►
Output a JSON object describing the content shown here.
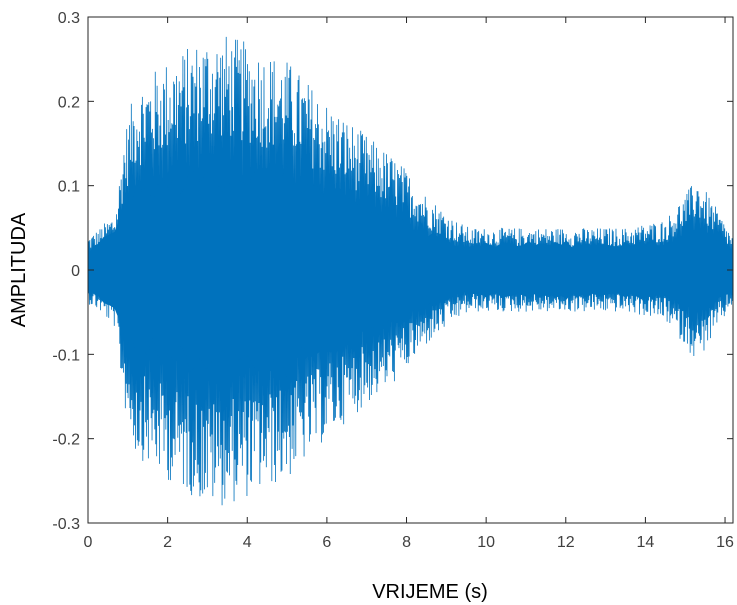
{
  "chart_data": {
    "type": "line",
    "title": "",
    "xlabel": "VRIJEME (s)",
    "ylabel": "AMPLITUDA",
    "xlim": [
      0,
      16.2
    ],
    "ylim": [
      -0.3,
      0.3
    ],
    "xticks": [
      0,
      2,
      4,
      6,
      8,
      10,
      12,
      14,
      16
    ],
    "xtick_labels": [
      "0",
      "2",
      "4",
      "6",
      "8",
      "10",
      "12",
      "14",
      "16"
    ],
    "yticks": [
      -0.3,
      -0.2,
      -0.1,
      0,
      0.1,
      0.2,
      0.3
    ],
    "ytick_labels": [
      "-0.3",
      "-0.2",
      "-0.1",
      "0",
      "0.1",
      "0.2",
      "0.3"
    ],
    "grid": false,
    "legend": "none",
    "color": "#0072BD",
    "envelope": {
      "t": [
        0.0,
        0.3,
        0.7,
        0.9,
        1.2,
        2.0,
        3.0,
        3.5,
        4.0,
        5.0,
        6.0,
        7.0,
        7.8,
        8.5,
        9.2,
        9.6,
        10.5,
        11.5,
        12.5,
        13.5,
        14.5,
        15.0,
        15.3,
        15.7,
        16.2
      ],
      "peak": [
        0.04,
        0.05,
        0.07,
        0.16,
        0.22,
        0.25,
        0.28,
        0.28,
        0.27,
        0.25,
        0.2,
        0.16,
        0.13,
        0.09,
        0.06,
        0.05,
        0.05,
        0.05,
        0.05,
        0.05,
        0.06,
        0.09,
        0.11,
        0.08,
        0.04
      ],
      "dense": [
        0.02,
        0.03,
        0.05,
        0.08,
        0.09,
        0.1,
        0.11,
        0.11,
        0.11,
        0.11,
        0.09,
        0.07,
        0.06,
        0.04,
        0.03,
        0.03,
        0.03,
        0.03,
        0.03,
        0.03,
        0.03,
        0.04,
        0.05,
        0.04,
        0.02
      ]
    }
  }
}
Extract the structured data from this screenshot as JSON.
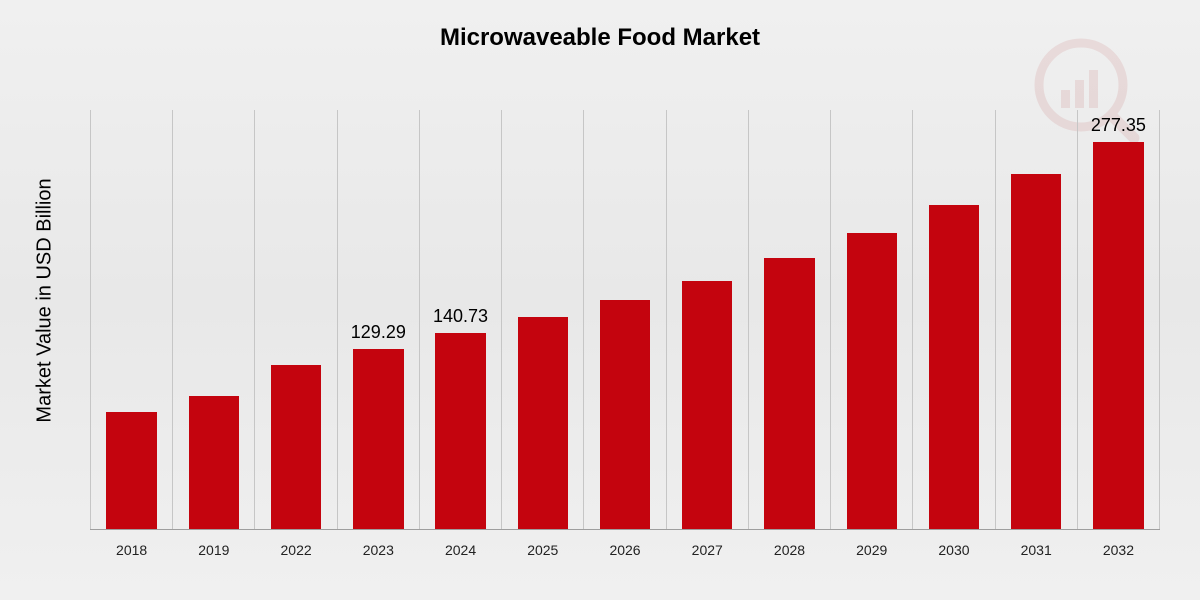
{
  "chart": {
    "type": "bar",
    "title": "Microwaveable Food Market",
    "title_fontsize": 24,
    "ylabel": "Market Value in USD Billion",
    "ylabel_fontsize": 20,
    "categories": [
      "2018",
      "2019",
      "2022",
      "2023",
      "2024",
      "2025",
      "2026",
      "2027",
      "2028",
      "2029",
      "2030",
      "2031",
      "2032"
    ],
    "values": [
      84,
      96,
      118,
      129.29,
      140.73,
      152,
      164,
      178,
      194,
      212,
      232,
      254,
      277.35
    ],
    "value_labels": {
      "3": "129.29",
      "4": "140.73",
      "12": "277.35"
    },
    "ylim": [
      0,
      300
    ],
    "bar_color": "#c4040e",
    "bar_width_pct": 62,
    "grid_color": "#c6c6c6",
    "baseline_color": "#9e9e9e",
    "background_gradient": [
      "#f0f0f0",
      "#e8e8e8",
      "#f0f0f0"
    ],
    "xtick_fontsize": 14,
    "value_label_fontsize": 18,
    "watermark_color": "#b84b4b"
  }
}
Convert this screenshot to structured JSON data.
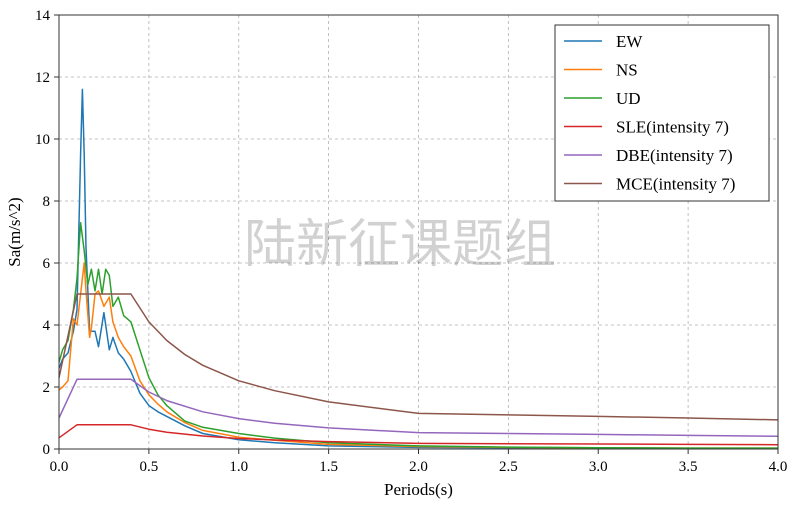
◄
* _YOUR OBJECTIVE_
Search the data above for the string "JSON" and return every line that has it.

* _OUTPUT FOR THIS TASK_
Output a JSON object describing the content shown here.
Extract the structured data from this screenshot as JSON.
Convert this screenshot to structured JSON data.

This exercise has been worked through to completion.